**Task objective**
Copy out all of the entries below word for word, leaving out the pictures.

- - -

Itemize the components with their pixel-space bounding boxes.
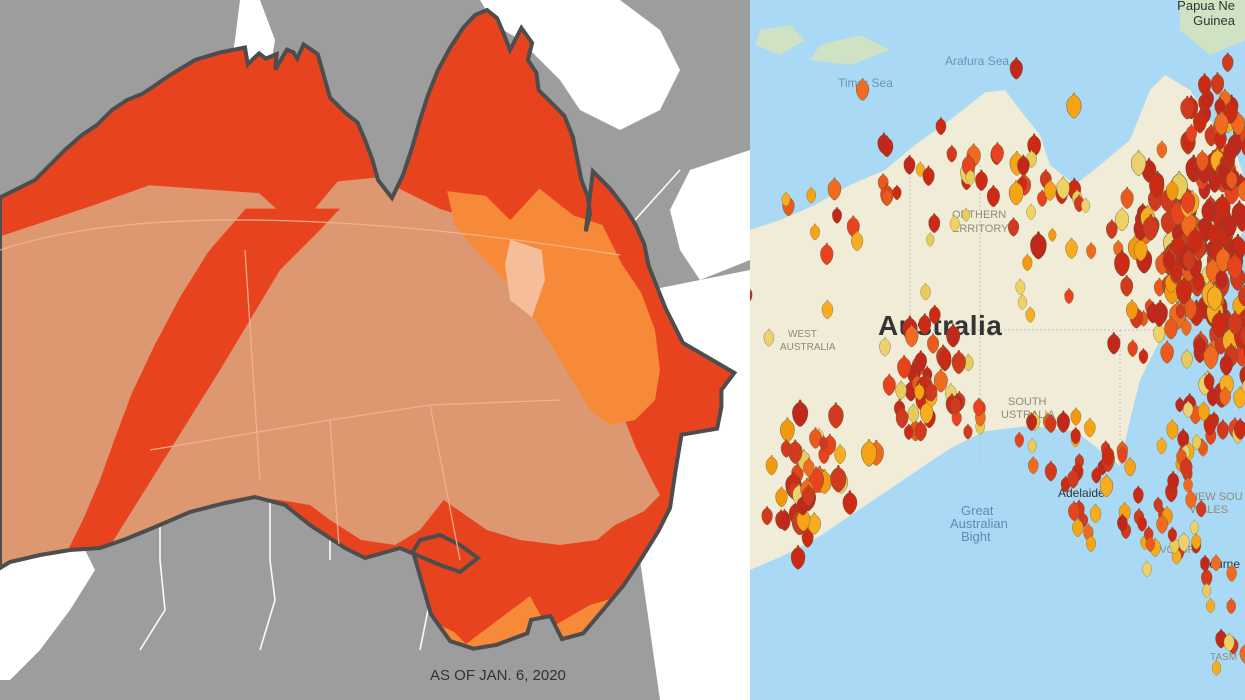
svg-text:SOUTH: SOUTH (1008, 396, 1047, 408)
svg-text:NEW SOU: NEW SOU (1190, 491, 1243, 503)
svg-text:AS OF JAN. 6, 2020: AS OF JAN. 6, 2020 (430, 667, 566, 684)
svg-text:Arafura Sea: Arafura Sea (945, 54, 1009, 68)
svg-text:AUSTRALIA: AUSTRALIA (780, 342, 836, 353)
svg-text:ERRITORY: ERRITORY (952, 223, 1009, 235)
svg-text:WALES: WALES (1190, 504, 1228, 516)
svg-text:Bight: Bight (961, 529, 991, 544)
svg-text:WEST: WEST (788, 329, 817, 340)
svg-text:Guinea: Guinea (1193, 13, 1236, 28)
svg-text:Papua Ne: Papua Ne (1177, 0, 1235, 13)
svg-text:ORTHERN: ORTHERN (952, 209, 1006, 221)
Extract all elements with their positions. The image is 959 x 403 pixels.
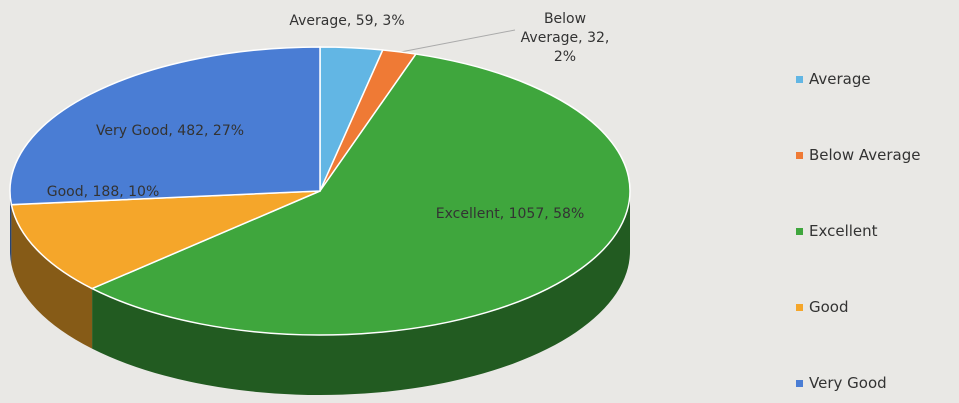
legend-item: Good [796, 298, 849, 316]
legend-label: Below Average [809, 146, 921, 164]
data-label: Below Average, 32, 2% [520, 11, 610, 65]
legend-item: Very Good [796, 374, 887, 392]
legend-label: Very Good [809, 374, 887, 392]
legend-item: Below Average [796, 146, 921, 164]
legend-swatch [796, 227, 803, 235]
slice-side [10, 191, 12, 265]
legend-label: Average [809, 70, 871, 88]
slice [90, 53, 631, 336]
legend-swatch [796, 75, 803, 83]
legend-swatch [796, 303, 803, 311]
leader-line [384, 29, 516, 56]
slice [9, 46, 321, 206]
legend-label: Good [809, 298, 849, 316]
slice-side [92, 191, 630, 395]
legend-label: Excellent [809, 222, 878, 240]
legend-swatch [796, 379, 803, 387]
data-label: Good, 188, 10% [46, 184, 160, 200]
data-label: Excellent, 1057, 58% [435, 206, 585, 222]
legend-item: Average [796, 70, 871, 88]
slice [10, 190, 321, 290]
legend-item: Excellent [796, 222, 878, 240]
legend-swatch [796, 151, 803, 159]
data-label: Very Good, 482, 27% [95, 123, 245, 139]
slice-side [11, 204, 93, 349]
data-label: Average, 59, 3% [289, 13, 405, 29]
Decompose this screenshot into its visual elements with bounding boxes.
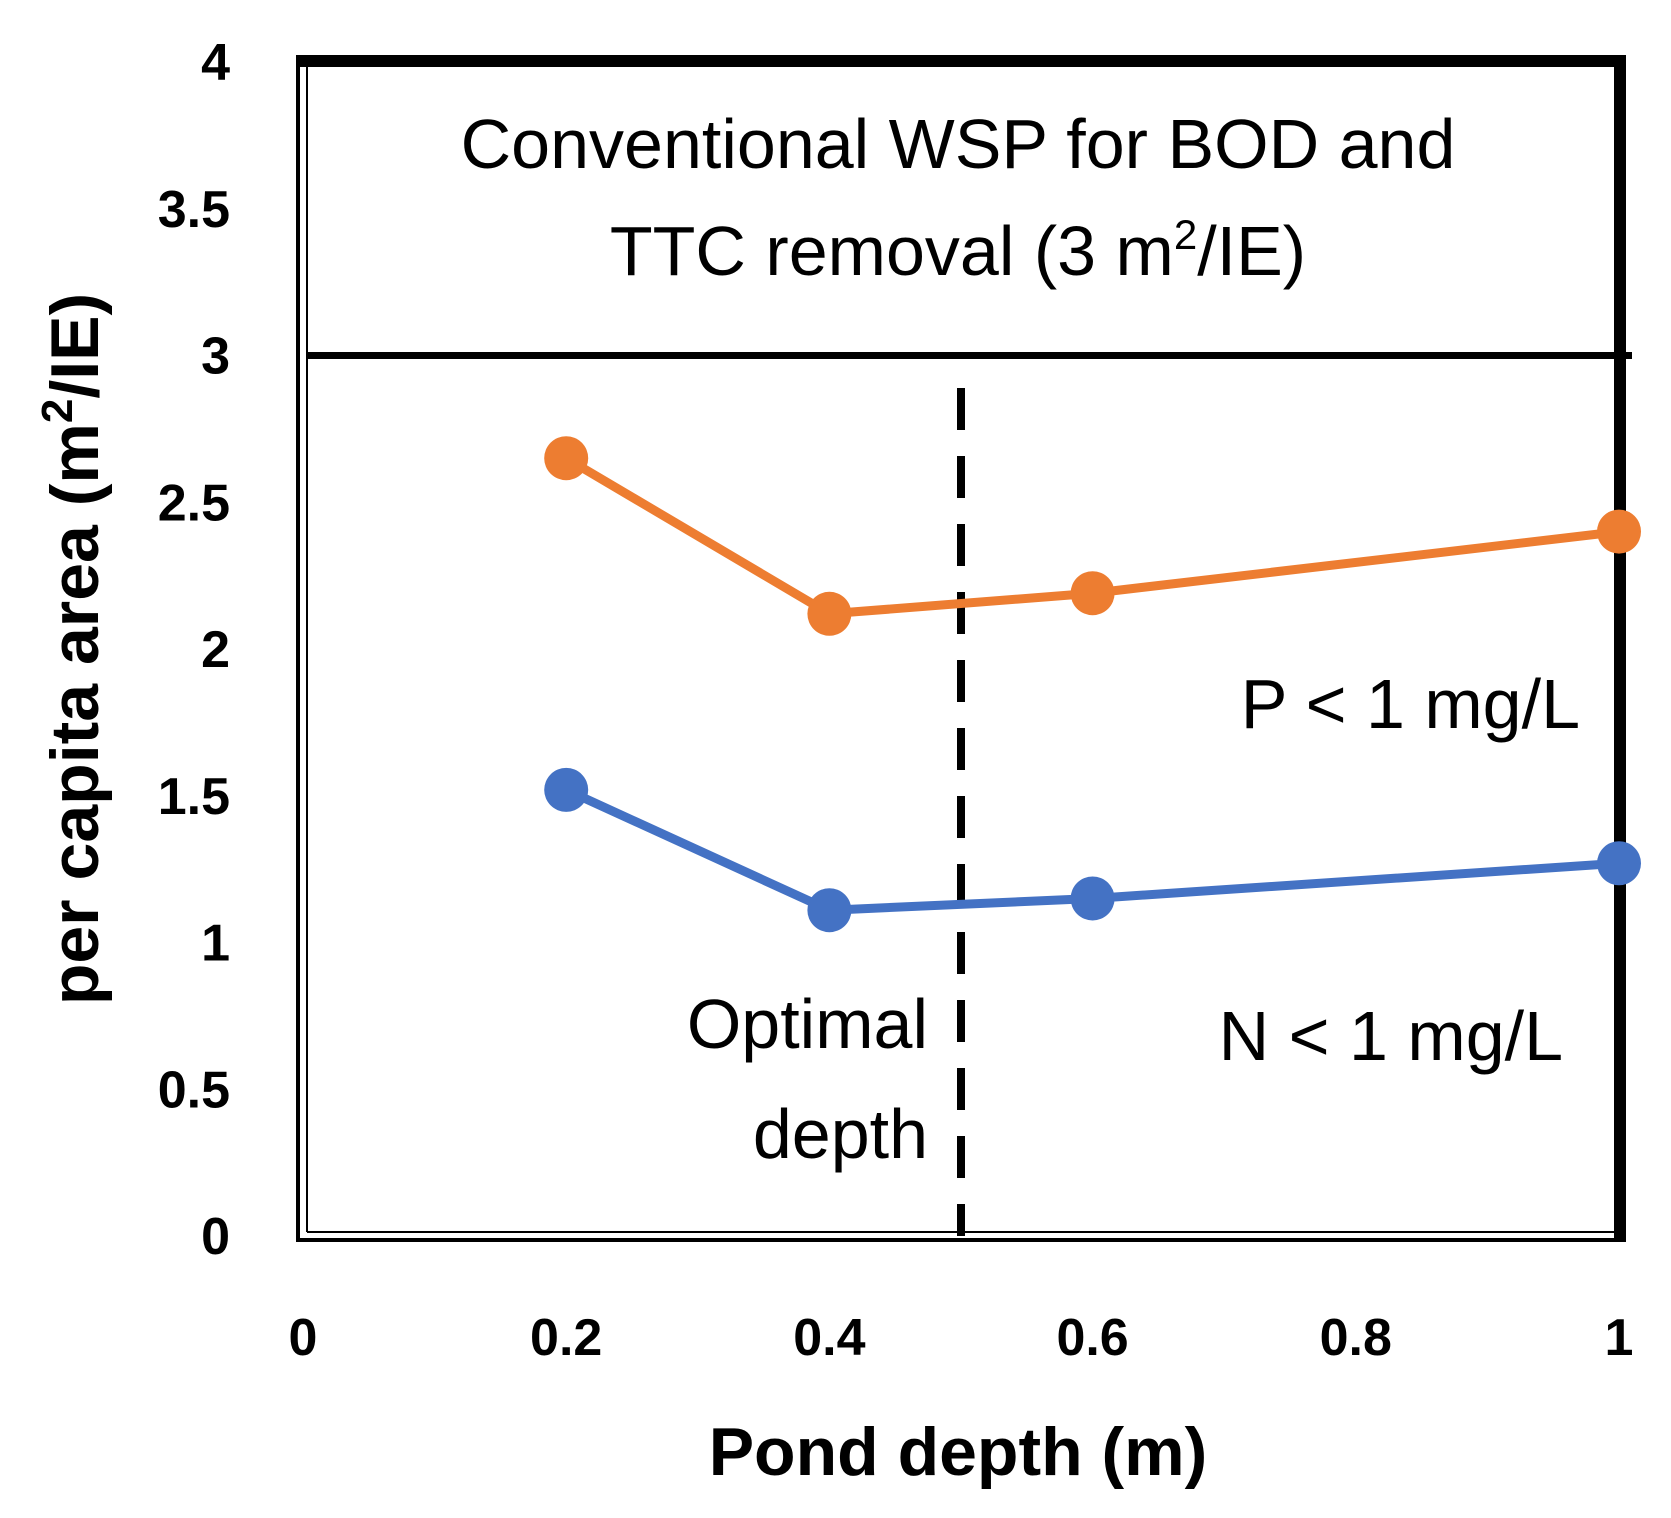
y-tick-label: 1	[201, 915, 230, 973]
y-tick-label: 1.5	[158, 768, 230, 826]
series-0-point	[1070, 571, 1115, 616]
y-tick-label: 2	[201, 621, 230, 679]
conventional-wsp-label-main: TTC removal (3 m	[610, 212, 1174, 290]
y-tick-label: 0.5	[158, 1061, 230, 1119]
series-layer	[544, 436, 1641, 933]
n-series-label: N < 1 mg/L	[1219, 997, 1563, 1075]
y-tick-label: 0	[201, 1208, 230, 1266]
optimal-depth-label-line2: depth	[753, 1095, 928, 1173]
y-axis-tick-labels: 0 0.5 1 1.5 2 2.5 3 3.5 4	[158, 34, 230, 1266]
x-axis-tick-labels: 0 0.2 0.4 0.6 0.8 1	[289, 1309, 1634, 1367]
series-1-point	[1597, 841, 1641, 886]
series-line-0	[563, 454, 1620, 619]
conventional-wsp-label-line1: Conventional WSP for BOD and	[461, 105, 1456, 183]
x-tick-label: 0.8	[1320, 1309, 1392, 1367]
conventional-wsp-label-line2: TTC removal (3 m2/IE)	[610, 211, 1306, 290]
series-1-point	[544, 767, 589, 812]
y-tick-label: 3	[201, 328, 230, 386]
series-line-1	[564, 785, 1620, 915]
y-tick-label: 2.5	[158, 474, 230, 532]
y-axis-title: per capita area (m2/IE)	[33, 293, 113, 1005]
x-axis-title: Pond depth (m)	[709, 1414, 1208, 1490]
p-series-label: P < 1 mg/L	[1241, 665, 1580, 743]
y-tick-label: 3.5	[158, 181, 230, 239]
y-axis-title-sup: 2	[33, 399, 82, 423]
conventional-wsp-label-suffix: /IE)	[1197, 212, 1306, 290]
x-tick-label: 0	[289, 1309, 318, 1367]
x-tick-label: 0.4	[793, 1309, 865, 1367]
x-tick-label: 0.6	[1056, 1309, 1128, 1367]
series-0-point	[544, 436, 589, 481]
series-0-point	[807, 591, 852, 636]
y-axis-title-suffix: /IE)	[37, 293, 113, 399]
optimal-depth-label-line1: Optimal	[687, 985, 928, 1063]
series-1-point	[807, 888, 852, 933]
y-tick-label: 4	[201, 34, 230, 92]
y-axis-title-main: per capita area (m	[37, 423, 113, 1005]
x-tick-label: 1	[1605, 1309, 1634, 1367]
series-0-point	[1597, 509, 1641, 554]
conventional-wsp-label-sup: 2	[1174, 211, 1197, 258]
series-1-point	[1070, 876, 1115, 921]
x-tick-label: 0.2	[530, 1309, 602, 1367]
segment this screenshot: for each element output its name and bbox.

- - -

**Answer to this exercise**
Itemize the components with their pixel-space bounding boxes.
svg-text:SOUTH: SOUTH (1008, 396, 1047, 408)
svg-text:NEW SOU: NEW SOU (1190, 491, 1243, 503)
svg-text:AS OF JAN. 6, 2020: AS OF JAN. 6, 2020 (430, 667, 566, 684)
svg-text:Arafura Sea: Arafura Sea (945, 54, 1009, 68)
svg-text:AUSTRALIA: AUSTRALIA (780, 342, 836, 353)
svg-text:ERRITORY: ERRITORY (952, 223, 1009, 235)
svg-text:WALES: WALES (1190, 504, 1228, 516)
svg-text:Bight: Bight (961, 529, 991, 544)
svg-text:WEST: WEST (788, 329, 817, 340)
svg-text:Guinea: Guinea (1193, 13, 1236, 28)
svg-text:Papua Ne: Papua Ne (1177, 0, 1235, 13)
svg-text:ORTHERN: ORTHERN (952, 209, 1006, 221)
Extract all elements with their positions. The image is 959 x 403 pixels.
legend-item: Good [796, 298, 849, 316]
legend-label: Below Average [809, 146, 921, 164]
data-label: Below Average, 32, 2% [520, 11, 610, 65]
legend-item: Very Good [796, 374, 887, 392]
legend-label: Very Good [809, 374, 887, 392]
legend-item: Below Average [796, 146, 921, 164]
legend-swatch [796, 227, 803, 235]
slice-side [10, 191, 12, 265]
legend-label: Average [809, 70, 871, 88]
slice [90, 53, 631, 336]
legend-swatch [796, 75, 803, 83]
legend-swatch [796, 303, 803, 311]
leader-line [384, 29, 516, 56]
slice [9, 46, 321, 206]
legend-label: Good [809, 298, 849, 316]
slice-side [92, 191, 630, 395]
legend-label: Excellent [809, 222, 878, 240]
legend-swatch [796, 379, 803, 387]
data-label: Good, 188, 10% [46, 184, 160, 200]
data-label: Excellent, 1057, 58% [435, 206, 585, 222]
legend-item: Average [796, 70, 871, 88]
slice [10, 190, 321, 290]
legend-item: Excellent [796, 222, 878, 240]
legend-swatch [796, 151, 803, 159]
data-label: Very Good, 482, 27% [95, 123, 245, 139]
slice-side [11, 204, 93, 349]
data-label: Average, 59, 3% [289, 13, 405, 29]
Decompose this screenshot into its visual elements with bounding boxes.
y-tick-label: 1	[201, 915, 230, 973]
y-tick-label: 1.5	[158, 768, 230, 826]
series-0-point	[1070, 571, 1115, 616]
y-tick-label: 2	[201, 621, 230, 679]
conventional-wsp-label-main: TTC removal (3 m	[610, 212, 1174, 290]
y-tick-label: 0.5	[158, 1061, 230, 1119]
series-layer	[544, 436, 1641, 933]
n-series-label: N < 1 mg/L	[1219, 997, 1563, 1075]
y-tick-label: 0	[201, 1208, 230, 1266]
optimal-depth-label-line2: depth	[753, 1095, 928, 1173]
y-axis-tick-labels: 0 0.5 1 1.5 2 2.5 3 3.5 4	[158, 34, 230, 1266]
x-axis-tick-labels: 0 0.2 0.4 0.6 0.8 1	[289, 1309, 1634, 1367]
series-1-point	[1597, 841, 1641, 886]
series-line-0	[563, 454, 1620, 619]
conventional-wsp-label-line1: Conventional WSP for BOD and	[461, 105, 1456, 183]
x-tick-label: 0.8	[1320, 1309, 1392, 1367]
conventional-wsp-label-line2: TTC removal (3 m2/IE)	[610, 211, 1306, 290]
series-1-point	[544, 767, 589, 812]
y-tick-label: 3	[201, 328, 230, 386]
series-line-1	[564, 785, 1620, 915]
y-tick-label: 2.5	[158, 474, 230, 532]
y-axis-title: per capita area (m2/IE)	[33, 293, 113, 1005]
x-axis-title: Pond depth (m)	[709, 1414, 1208, 1490]
p-series-label: P < 1 mg/L	[1241, 665, 1580, 743]
y-tick-label: 3.5	[158, 181, 230, 239]
y-axis-title-sup: 2	[33, 399, 82, 423]
conventional-wsp-label-suffix: /IE)	[1197, 212, 1306, 290]
x-tick-label: 0	[289, 1309, 318, 1367]
x-tick-label: 0.4	[793, 1309, 865, 1367]
x-tick-label: 0.6	[1056, 1309, 1128, 1367]
series-0-point	[544, 436, 589, 481]
series-0-point	[807, 591, 852, 636]
y-axis-title-suffix: /IE)	[37, 293, 113, 399]
optimal-depth-label-line1: Optimal	[687, 985, 928, 1063]
series-1-point	[807, 888, 852, 933]
y-tick-label: 4	[201, 34, 230, 92]
y-axis-title-main: per capita area (m	[37, 423, 113, 1005]
x-tick-label: 1	[1605, 1309, 1634, 1367]
series-0-point	[1597, 509, 1641, 554]
conventional-wsp-label-sup: 2	[1174, 211, 1197, 258]
series-1-point	[1070, 876, 1115, 921]
x-tick-label: 0.2	[530, 1309, 602, 1367]
segment this screenshot: for each element output its name and bbox.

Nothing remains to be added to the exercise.